• _Exercise_
All of the records below should be output exactly.

• _Supplied records_
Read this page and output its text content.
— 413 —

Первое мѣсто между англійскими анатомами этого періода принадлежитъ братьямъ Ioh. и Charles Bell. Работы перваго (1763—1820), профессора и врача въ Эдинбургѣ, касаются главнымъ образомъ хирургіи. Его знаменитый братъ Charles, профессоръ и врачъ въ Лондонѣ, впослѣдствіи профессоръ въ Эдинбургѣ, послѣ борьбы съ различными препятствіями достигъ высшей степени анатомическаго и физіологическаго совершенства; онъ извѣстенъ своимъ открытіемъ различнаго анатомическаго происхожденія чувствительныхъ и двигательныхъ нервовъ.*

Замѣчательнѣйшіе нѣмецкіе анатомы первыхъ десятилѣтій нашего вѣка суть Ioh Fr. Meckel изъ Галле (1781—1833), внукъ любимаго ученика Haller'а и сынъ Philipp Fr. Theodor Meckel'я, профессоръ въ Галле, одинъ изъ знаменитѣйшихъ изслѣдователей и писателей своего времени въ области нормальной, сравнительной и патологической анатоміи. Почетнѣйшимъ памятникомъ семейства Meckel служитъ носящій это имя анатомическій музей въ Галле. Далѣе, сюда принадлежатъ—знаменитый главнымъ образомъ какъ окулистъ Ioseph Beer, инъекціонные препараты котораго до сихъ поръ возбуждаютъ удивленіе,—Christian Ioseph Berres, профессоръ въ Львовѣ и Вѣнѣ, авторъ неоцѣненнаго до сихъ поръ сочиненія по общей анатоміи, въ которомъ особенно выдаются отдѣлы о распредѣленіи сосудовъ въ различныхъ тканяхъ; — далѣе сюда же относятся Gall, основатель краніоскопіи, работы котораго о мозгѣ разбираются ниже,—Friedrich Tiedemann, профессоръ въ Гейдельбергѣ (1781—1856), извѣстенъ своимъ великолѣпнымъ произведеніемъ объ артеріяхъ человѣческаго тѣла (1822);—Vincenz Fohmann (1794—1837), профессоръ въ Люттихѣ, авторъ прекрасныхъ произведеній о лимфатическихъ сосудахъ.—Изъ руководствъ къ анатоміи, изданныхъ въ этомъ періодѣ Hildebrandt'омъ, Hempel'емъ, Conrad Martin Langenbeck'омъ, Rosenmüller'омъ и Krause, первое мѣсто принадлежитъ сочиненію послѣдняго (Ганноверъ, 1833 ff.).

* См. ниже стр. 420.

• _Final answer_
Read this page and output its text content.
— 413 —

Первое мѣсто между англійскими анатомами этого періода принадлежитъ братьямъ Ioh. и Charles Bell. Работы перваго (1763—1820), профессора и врача въ Эдинбургѣ, касаются главнымъ образомъ хирургіи. Его знаменитый братъ Charles, профессоръ и врачъ въ Лондонѣ, впослѣдствіи профессоръ въ Эдинбургѣ, послѣ борьбы съ различными препятствіями достигъ высшей степени анатомическаго и физіологическаго совершенства; онъ извѣстенъ своимъ открытіемъ различнаго анатомическаго происхожденія чувствительныхъ и двигательныхъ нервовъ.*

Замѣчательнѣйшіе нѣмецкіе анатомы первыхъ десятилѣтій нашего вѣка суть Ioh Fr. Meckel изъ Галле (1781—1833), внукъ любимаго ученика Haller'а и сынъ Philipp Fr. Theodor Meckel'я, профессоръ въ Галле, одинъ изъ знаменитѣйшихъ изслѣдователей и писателей своего времени въ области нормальной, сравнительной и патологической анатоміи. Почетнѣйшимъ памятникомъ семейства Meckel служитъ носящій это имя анатомическій музей въ Галле. Далѣе, сюда принадлежатъ—знаменитый главнымъ образомъ какъ окулистъ Ioseph Beer, инъекціонные препараты котораго до сихъ поръ возбуждаютъ удивленіе,—Christian Ioseph Berres, профессоръ въ Львовѣ и Вѣнѣ, авторъ неоцѣненнаго до сихъ поръ сочиненія по общей анатоміи, въ которомъ особенно выдаются отдѣлы о распредѣленіи сосудовъ въ различныхъ тканяхъ; — далѣе сюда же относятся Gall, основатель краніоскопіи, работы котораго о мозгѣ разбираются ниже,—Friedrich Tiedemann, профессоръ въ Гейдельбергѣ (1781—1856), извѣстенъ своимъ великолѣпнымъ произведеніемъ объ артеріяхъ человѣческаго тѣла (1822);—Vincenz Fohmann (1794—1837), профессоръ въ Люттихѣ, авторъ прекрасныхъ произведеній о лимфатическихъ сосудахъ.—Изъ руководствъ къ анатоміи, изданныхъ въ этомъ періодѣ Hildebrandt'омъ, Hempel'емъ, Conrad Martin Langenbeck'омъ, Rosenmüller'омъ и Krause, первое мѣсто принадлежитъ сочиненію послѣдняго (Ганноверъ, 1833 ff.).

* См. ниже стр. 420.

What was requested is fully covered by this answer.